>> Begin Records provided

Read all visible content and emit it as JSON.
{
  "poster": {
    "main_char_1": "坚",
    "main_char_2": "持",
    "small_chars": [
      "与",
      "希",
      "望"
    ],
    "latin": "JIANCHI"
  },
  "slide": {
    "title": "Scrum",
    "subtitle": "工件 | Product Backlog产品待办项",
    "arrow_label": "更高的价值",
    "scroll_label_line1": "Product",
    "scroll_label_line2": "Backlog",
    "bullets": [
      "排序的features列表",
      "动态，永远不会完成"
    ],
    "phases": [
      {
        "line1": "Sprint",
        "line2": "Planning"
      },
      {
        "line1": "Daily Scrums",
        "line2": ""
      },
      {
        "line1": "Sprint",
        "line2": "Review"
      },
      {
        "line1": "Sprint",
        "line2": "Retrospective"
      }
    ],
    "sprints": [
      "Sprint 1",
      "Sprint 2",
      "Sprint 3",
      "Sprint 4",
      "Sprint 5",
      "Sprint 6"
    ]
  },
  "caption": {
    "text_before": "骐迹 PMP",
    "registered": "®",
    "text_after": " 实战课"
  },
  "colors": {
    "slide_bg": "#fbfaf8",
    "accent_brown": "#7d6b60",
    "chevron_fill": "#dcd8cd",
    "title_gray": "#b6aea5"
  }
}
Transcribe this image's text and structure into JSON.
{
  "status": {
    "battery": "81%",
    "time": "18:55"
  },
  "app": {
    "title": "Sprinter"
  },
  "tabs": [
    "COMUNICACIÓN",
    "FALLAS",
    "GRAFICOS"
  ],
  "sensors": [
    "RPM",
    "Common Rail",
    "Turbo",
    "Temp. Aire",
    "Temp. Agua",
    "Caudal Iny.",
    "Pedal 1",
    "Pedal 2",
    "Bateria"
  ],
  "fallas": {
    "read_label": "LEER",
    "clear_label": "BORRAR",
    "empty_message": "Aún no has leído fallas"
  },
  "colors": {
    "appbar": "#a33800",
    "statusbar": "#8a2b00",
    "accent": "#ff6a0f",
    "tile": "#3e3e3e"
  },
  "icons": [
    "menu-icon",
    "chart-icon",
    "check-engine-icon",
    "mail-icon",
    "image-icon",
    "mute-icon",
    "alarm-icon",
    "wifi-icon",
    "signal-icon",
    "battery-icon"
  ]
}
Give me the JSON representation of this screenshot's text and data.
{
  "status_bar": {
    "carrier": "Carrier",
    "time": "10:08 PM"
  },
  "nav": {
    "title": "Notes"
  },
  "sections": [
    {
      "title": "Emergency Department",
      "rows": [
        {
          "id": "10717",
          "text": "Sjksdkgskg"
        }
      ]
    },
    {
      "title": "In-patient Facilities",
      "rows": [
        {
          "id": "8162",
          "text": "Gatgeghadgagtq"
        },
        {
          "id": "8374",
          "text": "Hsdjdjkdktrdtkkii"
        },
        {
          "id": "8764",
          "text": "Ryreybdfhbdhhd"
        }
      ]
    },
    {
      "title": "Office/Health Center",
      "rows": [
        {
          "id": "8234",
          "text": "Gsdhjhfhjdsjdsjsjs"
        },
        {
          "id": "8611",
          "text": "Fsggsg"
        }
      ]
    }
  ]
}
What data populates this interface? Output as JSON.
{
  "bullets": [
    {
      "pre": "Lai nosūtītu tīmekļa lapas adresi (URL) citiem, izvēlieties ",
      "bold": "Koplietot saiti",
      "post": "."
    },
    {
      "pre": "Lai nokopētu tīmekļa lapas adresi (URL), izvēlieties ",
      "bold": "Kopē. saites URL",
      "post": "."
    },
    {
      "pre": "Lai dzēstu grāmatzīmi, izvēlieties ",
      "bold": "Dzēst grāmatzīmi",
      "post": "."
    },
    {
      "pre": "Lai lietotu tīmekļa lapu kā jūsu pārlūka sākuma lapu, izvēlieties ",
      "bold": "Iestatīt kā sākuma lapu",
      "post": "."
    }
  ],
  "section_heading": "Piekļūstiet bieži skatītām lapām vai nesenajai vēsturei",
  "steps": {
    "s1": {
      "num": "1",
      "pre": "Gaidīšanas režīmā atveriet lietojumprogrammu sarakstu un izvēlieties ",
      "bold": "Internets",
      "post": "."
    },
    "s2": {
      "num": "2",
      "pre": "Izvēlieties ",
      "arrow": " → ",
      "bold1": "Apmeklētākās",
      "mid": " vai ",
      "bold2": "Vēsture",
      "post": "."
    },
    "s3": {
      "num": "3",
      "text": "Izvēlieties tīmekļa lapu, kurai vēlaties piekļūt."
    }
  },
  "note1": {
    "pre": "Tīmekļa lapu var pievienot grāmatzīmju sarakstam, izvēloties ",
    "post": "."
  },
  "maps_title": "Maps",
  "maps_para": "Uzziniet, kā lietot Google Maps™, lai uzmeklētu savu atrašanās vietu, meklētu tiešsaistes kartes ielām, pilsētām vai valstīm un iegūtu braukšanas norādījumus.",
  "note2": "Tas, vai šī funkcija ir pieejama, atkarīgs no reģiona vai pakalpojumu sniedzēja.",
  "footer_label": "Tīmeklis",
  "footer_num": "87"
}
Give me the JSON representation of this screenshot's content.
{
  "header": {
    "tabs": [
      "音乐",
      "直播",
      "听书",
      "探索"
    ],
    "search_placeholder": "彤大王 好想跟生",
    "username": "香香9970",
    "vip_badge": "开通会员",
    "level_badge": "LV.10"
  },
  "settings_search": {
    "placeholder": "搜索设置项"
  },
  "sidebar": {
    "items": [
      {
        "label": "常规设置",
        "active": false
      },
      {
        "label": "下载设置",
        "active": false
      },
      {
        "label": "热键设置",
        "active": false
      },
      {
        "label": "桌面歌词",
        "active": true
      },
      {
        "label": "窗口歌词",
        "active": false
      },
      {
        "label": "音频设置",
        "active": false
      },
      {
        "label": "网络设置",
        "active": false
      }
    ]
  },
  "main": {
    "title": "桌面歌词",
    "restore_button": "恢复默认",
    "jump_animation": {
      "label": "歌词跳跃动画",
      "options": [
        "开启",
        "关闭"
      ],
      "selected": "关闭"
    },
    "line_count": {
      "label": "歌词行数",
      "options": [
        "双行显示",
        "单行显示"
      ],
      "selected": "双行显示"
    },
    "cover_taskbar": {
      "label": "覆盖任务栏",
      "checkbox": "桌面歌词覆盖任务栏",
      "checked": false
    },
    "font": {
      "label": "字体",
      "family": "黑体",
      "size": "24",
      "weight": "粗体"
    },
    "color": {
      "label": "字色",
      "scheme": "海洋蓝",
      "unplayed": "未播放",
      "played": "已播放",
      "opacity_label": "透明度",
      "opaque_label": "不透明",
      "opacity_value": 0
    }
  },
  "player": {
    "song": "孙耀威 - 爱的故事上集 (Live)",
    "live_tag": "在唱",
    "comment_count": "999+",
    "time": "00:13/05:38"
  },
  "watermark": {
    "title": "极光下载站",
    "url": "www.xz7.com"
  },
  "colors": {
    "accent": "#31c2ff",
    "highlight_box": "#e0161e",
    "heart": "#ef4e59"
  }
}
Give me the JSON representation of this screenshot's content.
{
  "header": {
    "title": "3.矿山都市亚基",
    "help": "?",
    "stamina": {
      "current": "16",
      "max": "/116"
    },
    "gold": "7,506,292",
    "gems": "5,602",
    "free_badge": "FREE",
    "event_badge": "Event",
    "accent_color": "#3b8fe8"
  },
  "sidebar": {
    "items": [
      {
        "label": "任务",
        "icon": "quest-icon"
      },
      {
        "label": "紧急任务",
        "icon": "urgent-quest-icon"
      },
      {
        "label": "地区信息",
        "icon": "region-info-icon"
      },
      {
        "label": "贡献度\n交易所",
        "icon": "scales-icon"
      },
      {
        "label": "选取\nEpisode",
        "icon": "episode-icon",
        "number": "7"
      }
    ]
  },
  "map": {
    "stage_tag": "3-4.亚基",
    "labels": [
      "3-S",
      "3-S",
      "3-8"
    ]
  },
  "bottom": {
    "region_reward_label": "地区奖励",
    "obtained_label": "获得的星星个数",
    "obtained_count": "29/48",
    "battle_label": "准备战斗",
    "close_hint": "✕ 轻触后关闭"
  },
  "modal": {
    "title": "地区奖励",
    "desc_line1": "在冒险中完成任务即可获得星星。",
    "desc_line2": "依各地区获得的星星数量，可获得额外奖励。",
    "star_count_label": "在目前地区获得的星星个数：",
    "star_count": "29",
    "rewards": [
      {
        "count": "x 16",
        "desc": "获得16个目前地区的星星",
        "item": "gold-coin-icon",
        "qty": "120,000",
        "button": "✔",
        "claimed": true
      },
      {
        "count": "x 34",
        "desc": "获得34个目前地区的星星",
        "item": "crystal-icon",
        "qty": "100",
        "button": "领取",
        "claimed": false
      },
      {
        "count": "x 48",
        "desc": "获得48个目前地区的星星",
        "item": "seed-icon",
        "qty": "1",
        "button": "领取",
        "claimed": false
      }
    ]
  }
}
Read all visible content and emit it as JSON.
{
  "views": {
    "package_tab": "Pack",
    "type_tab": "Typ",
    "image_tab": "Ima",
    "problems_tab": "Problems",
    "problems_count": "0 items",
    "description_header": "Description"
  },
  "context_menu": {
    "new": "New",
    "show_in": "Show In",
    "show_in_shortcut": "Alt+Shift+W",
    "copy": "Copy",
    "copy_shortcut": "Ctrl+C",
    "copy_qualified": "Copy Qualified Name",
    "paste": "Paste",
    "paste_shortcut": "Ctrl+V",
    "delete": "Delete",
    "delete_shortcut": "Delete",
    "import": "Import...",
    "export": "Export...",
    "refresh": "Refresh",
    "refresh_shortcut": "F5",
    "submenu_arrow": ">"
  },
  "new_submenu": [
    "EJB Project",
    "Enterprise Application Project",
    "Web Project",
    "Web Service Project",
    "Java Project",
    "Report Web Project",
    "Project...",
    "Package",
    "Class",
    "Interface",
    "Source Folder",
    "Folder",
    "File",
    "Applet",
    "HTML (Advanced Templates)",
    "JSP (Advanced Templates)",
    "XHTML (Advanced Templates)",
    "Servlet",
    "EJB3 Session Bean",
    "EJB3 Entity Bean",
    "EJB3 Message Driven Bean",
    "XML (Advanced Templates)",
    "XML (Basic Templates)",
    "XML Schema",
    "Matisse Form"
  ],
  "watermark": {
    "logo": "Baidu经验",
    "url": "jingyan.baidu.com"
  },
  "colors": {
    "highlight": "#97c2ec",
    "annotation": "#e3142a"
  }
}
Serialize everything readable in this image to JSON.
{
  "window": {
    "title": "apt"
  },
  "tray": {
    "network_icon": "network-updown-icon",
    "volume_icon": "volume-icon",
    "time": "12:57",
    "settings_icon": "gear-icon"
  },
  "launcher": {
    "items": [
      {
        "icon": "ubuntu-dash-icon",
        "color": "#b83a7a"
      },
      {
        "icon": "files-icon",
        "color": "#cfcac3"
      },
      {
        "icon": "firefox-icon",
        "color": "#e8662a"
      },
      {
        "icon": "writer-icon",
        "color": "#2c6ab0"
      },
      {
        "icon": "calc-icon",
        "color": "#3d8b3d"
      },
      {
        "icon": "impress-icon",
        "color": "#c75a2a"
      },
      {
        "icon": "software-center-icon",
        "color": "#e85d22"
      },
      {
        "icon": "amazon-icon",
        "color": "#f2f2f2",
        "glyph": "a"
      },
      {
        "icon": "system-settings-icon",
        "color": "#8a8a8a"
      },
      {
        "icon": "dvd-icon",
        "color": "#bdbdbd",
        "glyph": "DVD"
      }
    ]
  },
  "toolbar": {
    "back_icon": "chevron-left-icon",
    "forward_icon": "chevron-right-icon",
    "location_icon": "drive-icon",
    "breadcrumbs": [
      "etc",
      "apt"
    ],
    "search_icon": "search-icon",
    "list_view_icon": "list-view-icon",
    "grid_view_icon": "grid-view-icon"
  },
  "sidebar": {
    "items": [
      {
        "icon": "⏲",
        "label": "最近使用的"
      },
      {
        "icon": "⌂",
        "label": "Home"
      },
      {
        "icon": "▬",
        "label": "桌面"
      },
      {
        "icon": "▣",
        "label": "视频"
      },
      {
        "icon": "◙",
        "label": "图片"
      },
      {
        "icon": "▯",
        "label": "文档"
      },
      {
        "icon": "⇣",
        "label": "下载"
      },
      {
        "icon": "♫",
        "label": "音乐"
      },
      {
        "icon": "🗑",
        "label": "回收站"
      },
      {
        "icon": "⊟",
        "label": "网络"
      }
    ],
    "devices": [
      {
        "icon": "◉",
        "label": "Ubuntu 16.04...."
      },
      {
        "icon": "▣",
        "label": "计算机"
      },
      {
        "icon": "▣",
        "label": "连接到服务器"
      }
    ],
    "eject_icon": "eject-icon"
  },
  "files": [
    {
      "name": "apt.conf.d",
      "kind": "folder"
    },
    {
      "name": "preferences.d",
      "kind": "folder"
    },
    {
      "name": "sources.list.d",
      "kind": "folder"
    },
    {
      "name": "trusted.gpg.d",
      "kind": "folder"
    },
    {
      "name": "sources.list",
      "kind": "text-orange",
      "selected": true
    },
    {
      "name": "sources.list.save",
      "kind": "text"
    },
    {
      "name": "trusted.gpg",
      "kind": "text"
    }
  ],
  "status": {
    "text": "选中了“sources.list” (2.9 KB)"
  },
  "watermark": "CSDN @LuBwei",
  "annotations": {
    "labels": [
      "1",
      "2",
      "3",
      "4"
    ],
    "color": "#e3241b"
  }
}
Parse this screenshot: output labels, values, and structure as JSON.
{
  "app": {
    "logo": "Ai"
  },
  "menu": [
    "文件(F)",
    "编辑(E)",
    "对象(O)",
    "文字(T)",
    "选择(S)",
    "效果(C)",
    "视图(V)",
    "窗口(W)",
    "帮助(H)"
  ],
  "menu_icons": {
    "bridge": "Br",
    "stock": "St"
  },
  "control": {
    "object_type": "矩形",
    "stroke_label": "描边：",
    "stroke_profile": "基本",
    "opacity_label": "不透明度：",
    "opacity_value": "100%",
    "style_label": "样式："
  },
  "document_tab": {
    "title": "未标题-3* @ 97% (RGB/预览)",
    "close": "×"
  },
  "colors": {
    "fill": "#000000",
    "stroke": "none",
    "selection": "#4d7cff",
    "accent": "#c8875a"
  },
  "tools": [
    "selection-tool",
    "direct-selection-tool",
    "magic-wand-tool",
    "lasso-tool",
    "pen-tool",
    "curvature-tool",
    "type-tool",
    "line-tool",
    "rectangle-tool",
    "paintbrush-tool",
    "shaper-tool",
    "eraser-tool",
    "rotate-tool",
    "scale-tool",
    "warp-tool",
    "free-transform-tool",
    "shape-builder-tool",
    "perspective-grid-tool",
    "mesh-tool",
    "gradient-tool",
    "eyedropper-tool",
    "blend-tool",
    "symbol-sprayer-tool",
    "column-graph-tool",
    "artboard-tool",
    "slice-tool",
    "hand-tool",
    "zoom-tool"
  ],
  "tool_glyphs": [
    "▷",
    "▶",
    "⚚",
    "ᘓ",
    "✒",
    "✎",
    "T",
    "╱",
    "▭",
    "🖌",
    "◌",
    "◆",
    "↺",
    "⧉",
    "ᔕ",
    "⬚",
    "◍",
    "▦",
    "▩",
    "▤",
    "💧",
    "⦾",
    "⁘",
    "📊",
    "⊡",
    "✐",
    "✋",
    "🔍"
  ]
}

>> End Records provided

### Prompt
Extract every line from the one containing "Parse this screenshot: output" through the last line of the data, inclusive, exactly as written.

### Task response
Parse this screenshot: output labels, values, and structure as JSON.
{
  "app": {
    "logo": "Ai"
  },
  "menu": [
    "文件(F)",
    "编辑(E)",
    "对象(O)",
    "文字(T)",
    "选择(S)",
    "效果(C)",
    "视图(V)",
    "窗口(W)",
    "帮助(H)"
  ],
  "menu_icons": {
    "bridge": "Br",
    "stock": "St"
  },
  "control": {
    "object_type": "矩形",
    "stroke_label": "描边：",
    "stroke_profile": "基本",
    "opacity_label": "不透明度：",
    "opacity_value": "100%",
    "style_label": "样式："
  },
  "document_tab": {
    "title": "未标题-3* @ 97% (RGB/预览)",
    "close": "×"
  },
  "colors": {
    "fill": "#000000",
    "stroke": "none",
    "selection": "#4d7cff",
    "accent": "#c8875a"
  },
  "tools": [
    "selection-tool",
    "direct-selection-tool",
    "magic-wand-tool",
    "lasso-tool",
    "pen-tool",
    "curvature-tool",
    "type-tool",
    "line-tool",
    "rectangle-tool",
    "paintbrush-tool",
    "shaper-tool",
    "eraser-tool",
    "rotate-tool",
    "scale-tool",
    "warp-tool",
    "free-transform-tool",
    "shape-builder-tool",
    "perspective-grid-tool",
    "mesh-tool",
    "gradient-tool",
    "eyedropper-tool",
    "blend-tool",
    "symbol-sprayer-tool",
    "column-graph-tool",
    "artboard-tool",
    "slice-tool",
    "hand-tool",
    "zoom-tool"
  ],
  "tool_glyphs": [
    "▷",
    "▶",
    "⚚",
    "ᘓ",
    "✒",
    "✎",
    "T",
    "╱",
    "▭",
    "🖌",
    "◌",
    "◆",
    "↺",
    "⧉",
    "ᔕ",
    "⬚",
    "◍",
    "▦",
    "▩",
    "▤",
    "💧",
    "⦾",
    "⁘",
    "📊",
    "⊡",
    "✐",
    "✋",
    "🔍"
  ]
}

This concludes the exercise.